## Data supplied
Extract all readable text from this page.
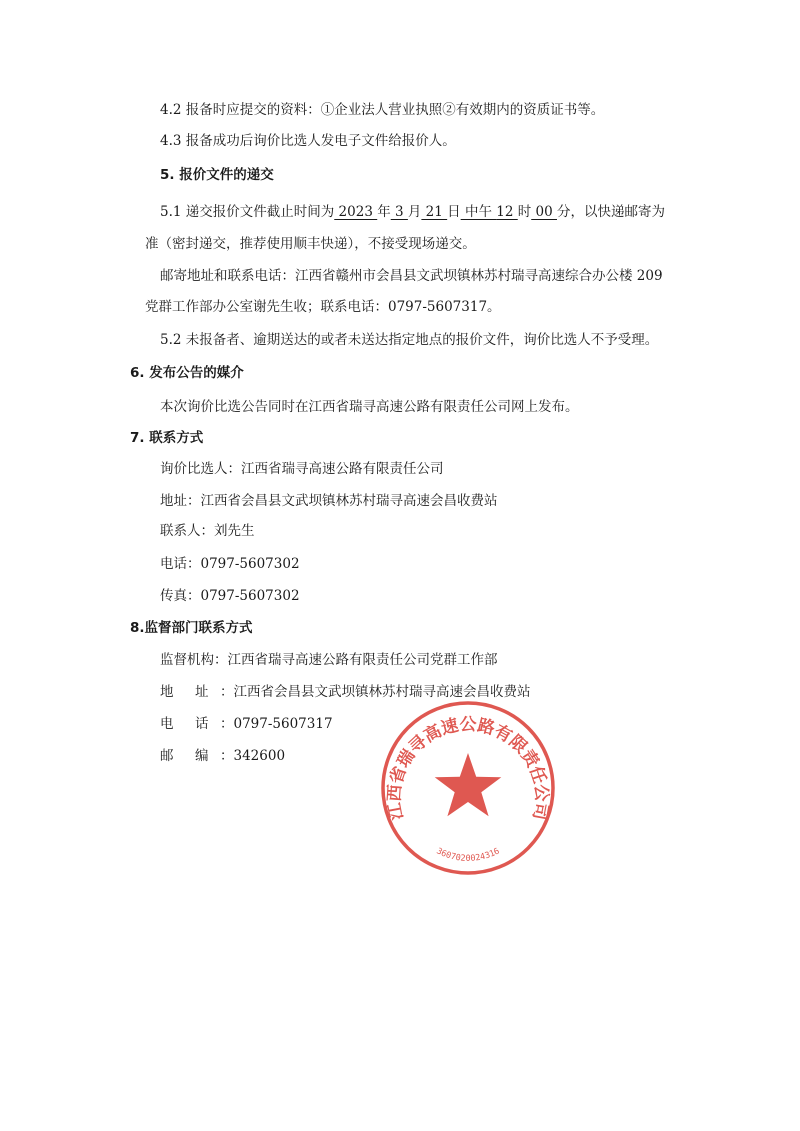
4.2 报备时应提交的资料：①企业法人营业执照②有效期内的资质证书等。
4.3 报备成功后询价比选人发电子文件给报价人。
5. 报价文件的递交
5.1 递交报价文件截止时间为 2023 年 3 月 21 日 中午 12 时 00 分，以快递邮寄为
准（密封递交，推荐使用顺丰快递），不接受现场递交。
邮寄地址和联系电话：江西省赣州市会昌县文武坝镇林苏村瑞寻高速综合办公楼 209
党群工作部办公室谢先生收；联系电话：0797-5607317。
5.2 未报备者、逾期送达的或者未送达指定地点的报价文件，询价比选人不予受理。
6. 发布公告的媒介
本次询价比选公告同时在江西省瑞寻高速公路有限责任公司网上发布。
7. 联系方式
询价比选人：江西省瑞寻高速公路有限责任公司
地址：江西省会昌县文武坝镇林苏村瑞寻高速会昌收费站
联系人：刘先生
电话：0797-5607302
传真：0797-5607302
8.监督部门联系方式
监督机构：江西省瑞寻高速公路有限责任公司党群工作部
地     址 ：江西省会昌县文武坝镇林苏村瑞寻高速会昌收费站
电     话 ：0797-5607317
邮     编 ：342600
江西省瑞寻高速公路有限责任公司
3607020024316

--

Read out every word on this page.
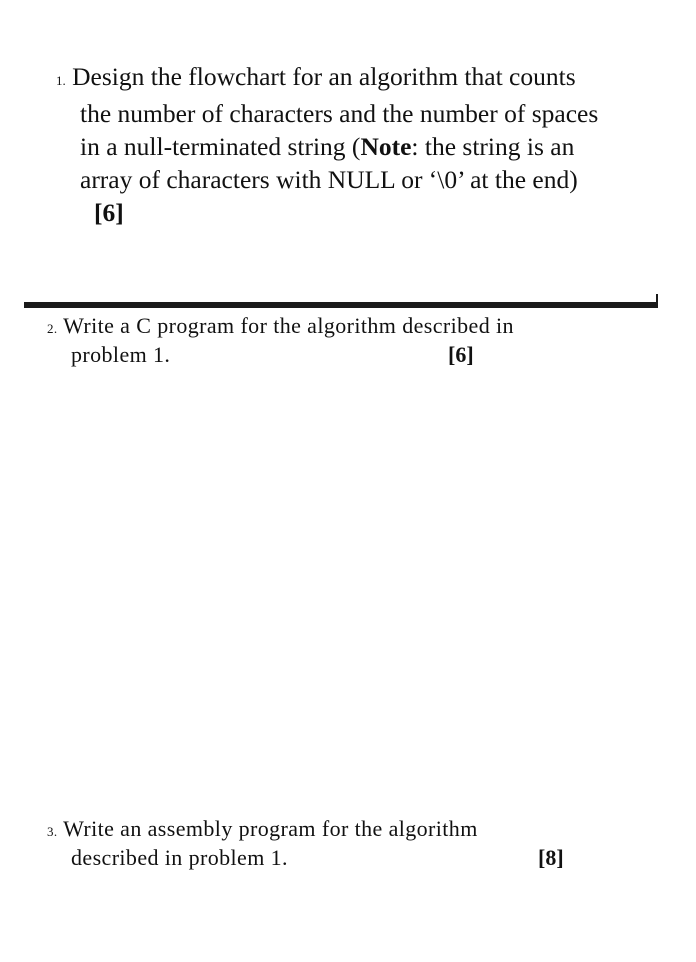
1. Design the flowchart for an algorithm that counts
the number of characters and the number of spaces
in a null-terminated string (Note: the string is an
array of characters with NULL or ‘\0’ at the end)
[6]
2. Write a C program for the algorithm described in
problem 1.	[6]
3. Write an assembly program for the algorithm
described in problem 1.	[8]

--

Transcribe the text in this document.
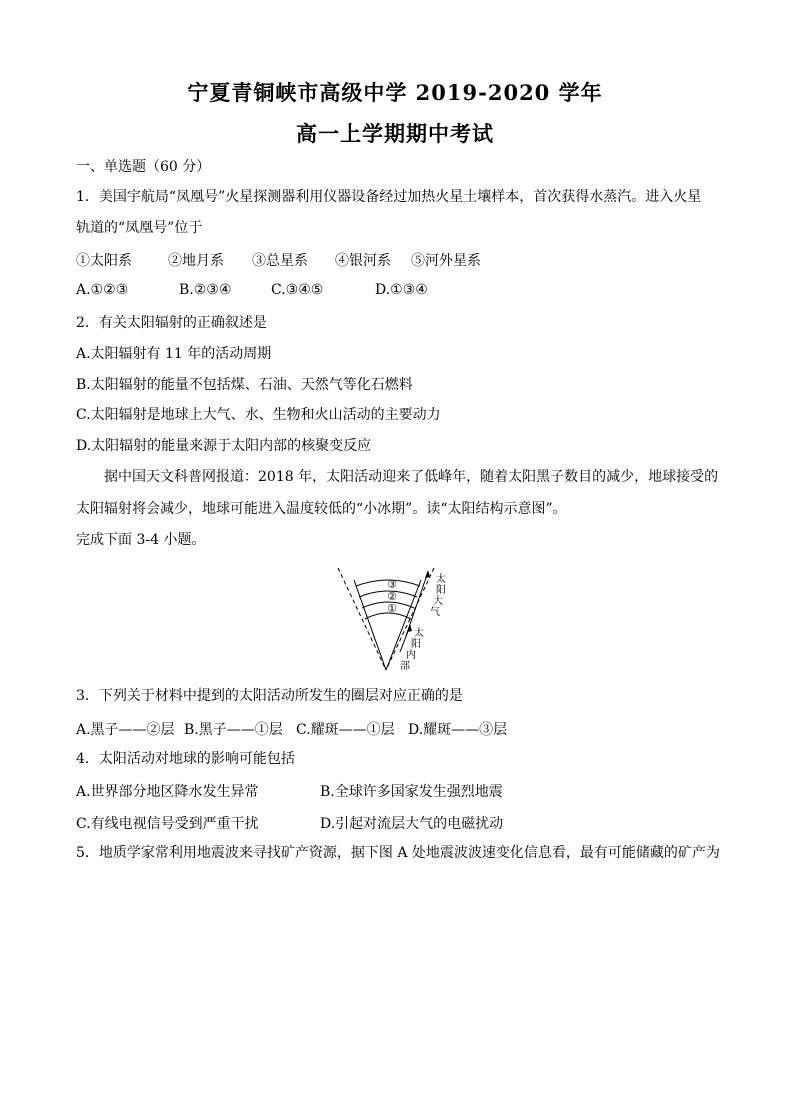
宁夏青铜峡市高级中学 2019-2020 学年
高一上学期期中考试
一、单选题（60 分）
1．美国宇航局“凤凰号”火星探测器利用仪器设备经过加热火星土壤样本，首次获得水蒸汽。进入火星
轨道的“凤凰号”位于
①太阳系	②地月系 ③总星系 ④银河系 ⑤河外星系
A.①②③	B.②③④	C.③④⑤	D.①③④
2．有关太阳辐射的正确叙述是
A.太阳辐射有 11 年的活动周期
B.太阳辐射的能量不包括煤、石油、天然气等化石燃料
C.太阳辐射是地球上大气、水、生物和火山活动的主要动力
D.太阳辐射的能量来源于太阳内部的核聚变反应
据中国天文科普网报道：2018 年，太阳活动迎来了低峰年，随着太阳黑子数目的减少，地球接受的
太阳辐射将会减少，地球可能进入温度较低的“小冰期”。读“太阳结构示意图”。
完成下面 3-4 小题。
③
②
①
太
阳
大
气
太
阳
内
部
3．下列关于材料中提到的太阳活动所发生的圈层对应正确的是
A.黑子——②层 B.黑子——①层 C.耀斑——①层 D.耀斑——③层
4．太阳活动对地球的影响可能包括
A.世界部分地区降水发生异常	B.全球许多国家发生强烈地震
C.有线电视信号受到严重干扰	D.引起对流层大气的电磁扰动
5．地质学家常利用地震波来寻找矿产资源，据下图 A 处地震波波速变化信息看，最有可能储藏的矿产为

## Given exercise
From the listing, copy each line containing the word "algorithm".

## Task answer
1. Design the flowchart for an algorithm that counts
2. Write a C program for the algorithm described in
3. Write an assembly program for the algorithm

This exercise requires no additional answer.